→ What needs to be done
Exact reproduction is required for all entries.

[Collected data entries]
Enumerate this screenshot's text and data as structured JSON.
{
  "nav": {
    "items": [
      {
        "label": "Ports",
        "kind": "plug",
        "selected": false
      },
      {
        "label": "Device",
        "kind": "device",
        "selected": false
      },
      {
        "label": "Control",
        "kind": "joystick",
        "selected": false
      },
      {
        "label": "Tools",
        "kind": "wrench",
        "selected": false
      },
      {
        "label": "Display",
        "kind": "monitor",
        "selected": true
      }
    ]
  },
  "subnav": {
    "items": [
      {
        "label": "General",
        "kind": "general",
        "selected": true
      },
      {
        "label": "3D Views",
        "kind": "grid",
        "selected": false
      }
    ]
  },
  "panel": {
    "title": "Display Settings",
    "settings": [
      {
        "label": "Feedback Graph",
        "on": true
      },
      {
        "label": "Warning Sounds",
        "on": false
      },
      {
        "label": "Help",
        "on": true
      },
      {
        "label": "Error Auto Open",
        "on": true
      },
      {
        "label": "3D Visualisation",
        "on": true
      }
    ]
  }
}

→ Task output
Enumerate this screenshot's text and data as structured JSON.
{
  "nav": {
    "items": [
      {
        "label": "Ports",
        "kind": "plug",
        "selected": false
      },
      {
        "label": "Device",
        "kind": "device",
        "selected": false
      },
      {
        "label": "Control",
        "kind": "joystick",
        "selected": false
      },
      {
        "label": "Tools",
        "kind": "wrench",
        "selected": false
      },
      {
        "label": "Display",
        "kind": "monitor",
        "selected": true
      }
    ]
  },
  "subnav": {
    "items": [
      {
        "label": "General",
        "kind": "general",
        "selected": true
      },
      {
        "label": "3D Views",
        "kind": "grid",
        "selected": false
      }
    ]
  },
  "panel": {
    "title": "Display Settings",
    "settings": [
      {
        "label": "Feedback Graph",
        "on": true
      },
      {
        "label": "Warning Sounds",
        "on": false
      },
      {
        "label": "Help",
        "on": true
      },
      {
        "label": "Error Auto Open",
        "on": true
      },
      {
        "label": "3D Visualisation",
        "on": true
      }
    ]
  }
}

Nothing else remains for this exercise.